▸ LISTING:
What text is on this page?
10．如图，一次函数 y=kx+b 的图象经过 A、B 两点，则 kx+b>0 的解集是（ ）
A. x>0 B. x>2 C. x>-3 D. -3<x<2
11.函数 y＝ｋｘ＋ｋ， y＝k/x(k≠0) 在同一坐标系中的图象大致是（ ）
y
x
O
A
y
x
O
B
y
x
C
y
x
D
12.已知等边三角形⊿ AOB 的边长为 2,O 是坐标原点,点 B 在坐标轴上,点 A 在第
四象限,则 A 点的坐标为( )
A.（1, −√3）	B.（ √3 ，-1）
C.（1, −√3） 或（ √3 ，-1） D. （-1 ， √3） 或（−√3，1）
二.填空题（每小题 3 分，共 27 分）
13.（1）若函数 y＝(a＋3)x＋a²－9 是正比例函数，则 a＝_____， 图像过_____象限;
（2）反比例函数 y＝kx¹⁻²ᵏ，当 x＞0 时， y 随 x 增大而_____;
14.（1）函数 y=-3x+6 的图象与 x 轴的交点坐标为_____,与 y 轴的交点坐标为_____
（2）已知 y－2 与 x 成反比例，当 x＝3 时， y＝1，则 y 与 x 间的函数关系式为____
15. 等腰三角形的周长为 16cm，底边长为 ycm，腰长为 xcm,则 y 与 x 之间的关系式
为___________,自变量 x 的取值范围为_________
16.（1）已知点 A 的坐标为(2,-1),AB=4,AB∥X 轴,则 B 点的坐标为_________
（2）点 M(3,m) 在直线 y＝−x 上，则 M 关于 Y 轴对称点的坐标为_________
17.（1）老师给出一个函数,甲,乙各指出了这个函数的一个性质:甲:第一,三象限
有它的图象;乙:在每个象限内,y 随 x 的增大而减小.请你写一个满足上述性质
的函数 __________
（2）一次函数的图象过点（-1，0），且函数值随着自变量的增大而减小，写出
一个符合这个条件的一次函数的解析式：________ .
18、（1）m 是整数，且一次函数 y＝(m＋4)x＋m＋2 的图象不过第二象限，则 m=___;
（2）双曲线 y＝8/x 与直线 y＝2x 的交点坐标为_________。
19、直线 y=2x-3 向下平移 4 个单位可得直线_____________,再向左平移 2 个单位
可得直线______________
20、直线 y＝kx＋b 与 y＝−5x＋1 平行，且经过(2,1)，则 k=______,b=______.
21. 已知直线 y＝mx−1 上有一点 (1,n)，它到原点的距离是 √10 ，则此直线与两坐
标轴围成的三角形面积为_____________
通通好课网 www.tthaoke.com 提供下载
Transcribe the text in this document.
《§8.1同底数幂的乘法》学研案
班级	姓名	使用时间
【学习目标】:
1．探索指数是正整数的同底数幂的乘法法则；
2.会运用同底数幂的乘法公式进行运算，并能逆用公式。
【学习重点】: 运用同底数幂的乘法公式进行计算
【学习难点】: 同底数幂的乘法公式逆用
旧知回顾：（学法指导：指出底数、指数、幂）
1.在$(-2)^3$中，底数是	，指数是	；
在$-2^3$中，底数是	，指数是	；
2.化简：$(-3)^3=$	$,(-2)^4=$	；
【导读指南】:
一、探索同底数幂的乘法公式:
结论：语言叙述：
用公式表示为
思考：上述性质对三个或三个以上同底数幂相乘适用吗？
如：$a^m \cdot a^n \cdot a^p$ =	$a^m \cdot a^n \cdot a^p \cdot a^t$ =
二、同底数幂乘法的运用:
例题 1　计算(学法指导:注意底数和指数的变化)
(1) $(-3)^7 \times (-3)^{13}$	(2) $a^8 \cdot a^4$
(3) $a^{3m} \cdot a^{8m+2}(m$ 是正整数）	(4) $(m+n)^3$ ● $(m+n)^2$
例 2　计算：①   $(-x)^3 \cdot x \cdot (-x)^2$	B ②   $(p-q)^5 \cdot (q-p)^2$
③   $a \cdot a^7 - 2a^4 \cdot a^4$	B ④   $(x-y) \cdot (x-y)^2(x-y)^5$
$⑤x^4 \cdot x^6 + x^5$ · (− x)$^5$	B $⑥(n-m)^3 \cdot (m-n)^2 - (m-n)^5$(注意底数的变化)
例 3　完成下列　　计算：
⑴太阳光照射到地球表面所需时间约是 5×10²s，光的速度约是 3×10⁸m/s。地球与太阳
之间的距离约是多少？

▸ WHAT YOU WILL DO:
Tally the lines of the listing that include "text". Reply with nothing but the count.

▸ ANSWER TO THIS TASK:
2